[Begin Data in this exercise]
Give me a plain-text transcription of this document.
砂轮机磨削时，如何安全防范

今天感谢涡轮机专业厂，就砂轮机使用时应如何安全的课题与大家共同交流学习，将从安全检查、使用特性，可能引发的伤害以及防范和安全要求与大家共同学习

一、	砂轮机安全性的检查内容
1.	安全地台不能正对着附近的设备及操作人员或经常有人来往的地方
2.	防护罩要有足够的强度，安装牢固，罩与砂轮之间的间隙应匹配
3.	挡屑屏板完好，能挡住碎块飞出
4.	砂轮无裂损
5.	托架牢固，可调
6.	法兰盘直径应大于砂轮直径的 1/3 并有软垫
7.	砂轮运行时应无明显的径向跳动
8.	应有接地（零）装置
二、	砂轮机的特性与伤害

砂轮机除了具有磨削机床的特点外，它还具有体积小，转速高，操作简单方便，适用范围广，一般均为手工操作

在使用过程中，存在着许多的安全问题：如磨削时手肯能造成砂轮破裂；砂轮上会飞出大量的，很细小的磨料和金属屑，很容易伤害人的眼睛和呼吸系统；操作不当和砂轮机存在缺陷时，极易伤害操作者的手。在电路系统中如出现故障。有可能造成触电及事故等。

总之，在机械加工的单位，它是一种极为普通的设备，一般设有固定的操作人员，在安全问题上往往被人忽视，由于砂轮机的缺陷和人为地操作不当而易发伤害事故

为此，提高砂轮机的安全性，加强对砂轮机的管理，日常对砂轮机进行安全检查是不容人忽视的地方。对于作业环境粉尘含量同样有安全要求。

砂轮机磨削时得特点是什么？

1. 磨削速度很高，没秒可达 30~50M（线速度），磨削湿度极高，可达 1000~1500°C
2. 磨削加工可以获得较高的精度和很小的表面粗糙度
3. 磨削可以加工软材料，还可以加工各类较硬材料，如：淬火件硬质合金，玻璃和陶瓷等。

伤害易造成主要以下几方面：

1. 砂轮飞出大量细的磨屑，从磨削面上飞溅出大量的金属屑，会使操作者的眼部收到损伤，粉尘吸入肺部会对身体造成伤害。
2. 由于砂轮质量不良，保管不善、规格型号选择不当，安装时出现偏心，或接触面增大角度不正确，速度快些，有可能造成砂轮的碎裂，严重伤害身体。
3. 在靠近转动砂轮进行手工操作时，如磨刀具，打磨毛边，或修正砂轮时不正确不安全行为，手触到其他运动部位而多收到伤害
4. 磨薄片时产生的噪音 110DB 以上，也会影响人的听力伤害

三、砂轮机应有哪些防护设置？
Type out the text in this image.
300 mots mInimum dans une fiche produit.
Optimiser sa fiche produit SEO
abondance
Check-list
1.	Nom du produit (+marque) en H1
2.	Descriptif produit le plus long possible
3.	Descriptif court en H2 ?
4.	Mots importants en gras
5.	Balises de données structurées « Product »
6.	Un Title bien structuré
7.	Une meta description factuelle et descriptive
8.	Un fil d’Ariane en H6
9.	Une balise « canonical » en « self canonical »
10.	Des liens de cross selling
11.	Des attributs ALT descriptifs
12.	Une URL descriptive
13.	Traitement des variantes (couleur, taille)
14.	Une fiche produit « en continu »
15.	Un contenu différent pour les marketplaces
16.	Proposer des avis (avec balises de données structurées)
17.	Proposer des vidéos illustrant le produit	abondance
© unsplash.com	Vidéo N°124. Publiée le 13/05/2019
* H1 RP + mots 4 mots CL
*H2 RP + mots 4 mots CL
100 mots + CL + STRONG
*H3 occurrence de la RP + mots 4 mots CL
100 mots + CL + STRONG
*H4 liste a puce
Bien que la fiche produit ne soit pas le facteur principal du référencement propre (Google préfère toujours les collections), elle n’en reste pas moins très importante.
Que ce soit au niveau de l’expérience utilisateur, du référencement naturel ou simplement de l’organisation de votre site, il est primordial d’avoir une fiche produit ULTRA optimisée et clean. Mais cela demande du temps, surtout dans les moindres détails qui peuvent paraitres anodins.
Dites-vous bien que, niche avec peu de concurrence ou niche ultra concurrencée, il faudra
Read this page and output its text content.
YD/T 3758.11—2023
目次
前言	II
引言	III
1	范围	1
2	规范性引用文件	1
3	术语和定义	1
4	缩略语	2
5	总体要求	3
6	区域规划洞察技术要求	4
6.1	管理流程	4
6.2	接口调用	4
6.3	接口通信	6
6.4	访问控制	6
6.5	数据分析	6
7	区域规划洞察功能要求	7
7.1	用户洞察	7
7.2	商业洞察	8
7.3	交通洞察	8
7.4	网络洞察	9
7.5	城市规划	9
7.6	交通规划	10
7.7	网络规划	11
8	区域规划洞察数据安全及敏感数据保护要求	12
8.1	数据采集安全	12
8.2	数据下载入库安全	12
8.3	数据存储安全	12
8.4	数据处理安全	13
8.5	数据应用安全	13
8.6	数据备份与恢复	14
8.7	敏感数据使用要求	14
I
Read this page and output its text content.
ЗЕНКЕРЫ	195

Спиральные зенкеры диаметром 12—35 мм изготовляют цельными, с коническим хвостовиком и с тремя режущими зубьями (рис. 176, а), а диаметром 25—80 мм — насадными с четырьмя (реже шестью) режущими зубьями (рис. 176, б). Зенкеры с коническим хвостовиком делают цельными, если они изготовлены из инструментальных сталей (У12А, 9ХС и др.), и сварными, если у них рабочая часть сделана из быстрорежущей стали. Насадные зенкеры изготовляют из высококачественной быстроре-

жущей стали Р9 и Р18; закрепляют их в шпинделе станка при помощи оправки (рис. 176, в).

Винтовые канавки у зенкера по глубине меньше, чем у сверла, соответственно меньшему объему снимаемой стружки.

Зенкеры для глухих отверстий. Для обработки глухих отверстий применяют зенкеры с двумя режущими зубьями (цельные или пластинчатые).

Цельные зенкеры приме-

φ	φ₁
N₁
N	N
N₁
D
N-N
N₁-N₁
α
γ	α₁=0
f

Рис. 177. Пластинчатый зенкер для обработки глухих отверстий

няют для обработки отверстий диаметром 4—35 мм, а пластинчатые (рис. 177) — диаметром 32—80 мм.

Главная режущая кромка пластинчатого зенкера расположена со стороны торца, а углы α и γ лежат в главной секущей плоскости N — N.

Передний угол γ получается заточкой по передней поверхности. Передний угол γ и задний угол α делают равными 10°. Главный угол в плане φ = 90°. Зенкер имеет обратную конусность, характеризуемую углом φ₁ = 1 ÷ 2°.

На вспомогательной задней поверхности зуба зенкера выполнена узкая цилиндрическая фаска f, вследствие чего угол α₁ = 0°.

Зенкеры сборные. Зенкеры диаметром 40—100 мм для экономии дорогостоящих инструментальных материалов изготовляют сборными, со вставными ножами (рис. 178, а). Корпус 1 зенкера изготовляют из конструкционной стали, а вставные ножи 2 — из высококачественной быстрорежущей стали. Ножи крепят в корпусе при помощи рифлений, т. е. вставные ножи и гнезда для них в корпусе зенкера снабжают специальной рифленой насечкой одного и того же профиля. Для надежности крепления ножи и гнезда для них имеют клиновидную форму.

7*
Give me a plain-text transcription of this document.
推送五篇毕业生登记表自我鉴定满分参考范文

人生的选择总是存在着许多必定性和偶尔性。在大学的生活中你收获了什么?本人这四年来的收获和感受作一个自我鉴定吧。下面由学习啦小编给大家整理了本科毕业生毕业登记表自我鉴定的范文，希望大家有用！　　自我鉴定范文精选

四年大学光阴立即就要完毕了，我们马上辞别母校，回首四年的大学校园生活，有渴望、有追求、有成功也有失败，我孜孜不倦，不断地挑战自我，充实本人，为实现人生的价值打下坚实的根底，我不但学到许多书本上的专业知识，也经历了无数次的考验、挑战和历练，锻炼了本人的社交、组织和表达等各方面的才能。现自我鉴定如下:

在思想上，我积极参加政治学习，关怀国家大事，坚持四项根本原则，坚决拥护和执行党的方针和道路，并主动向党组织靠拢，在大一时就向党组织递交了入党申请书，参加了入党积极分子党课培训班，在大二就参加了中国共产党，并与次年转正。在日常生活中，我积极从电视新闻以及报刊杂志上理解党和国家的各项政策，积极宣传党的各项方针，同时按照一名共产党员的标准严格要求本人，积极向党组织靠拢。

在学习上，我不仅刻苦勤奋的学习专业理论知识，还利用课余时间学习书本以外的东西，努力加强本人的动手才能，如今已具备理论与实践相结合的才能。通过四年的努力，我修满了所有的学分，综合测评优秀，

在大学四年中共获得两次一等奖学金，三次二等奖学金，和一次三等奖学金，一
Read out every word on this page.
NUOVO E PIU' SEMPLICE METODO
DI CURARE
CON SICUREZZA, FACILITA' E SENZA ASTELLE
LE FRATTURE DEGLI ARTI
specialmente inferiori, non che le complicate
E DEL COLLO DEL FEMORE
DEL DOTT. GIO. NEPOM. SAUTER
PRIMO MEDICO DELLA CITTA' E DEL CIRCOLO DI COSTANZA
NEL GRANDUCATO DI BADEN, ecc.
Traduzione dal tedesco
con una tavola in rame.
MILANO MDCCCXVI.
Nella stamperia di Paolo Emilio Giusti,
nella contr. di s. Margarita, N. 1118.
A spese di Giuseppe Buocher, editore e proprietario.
[End Data in this exercise]
Your objective :: From the records above, pull out each line that has "abondance".

Full output ::
abondance
17.	Proposer des vidéos illustrant le produit	abondance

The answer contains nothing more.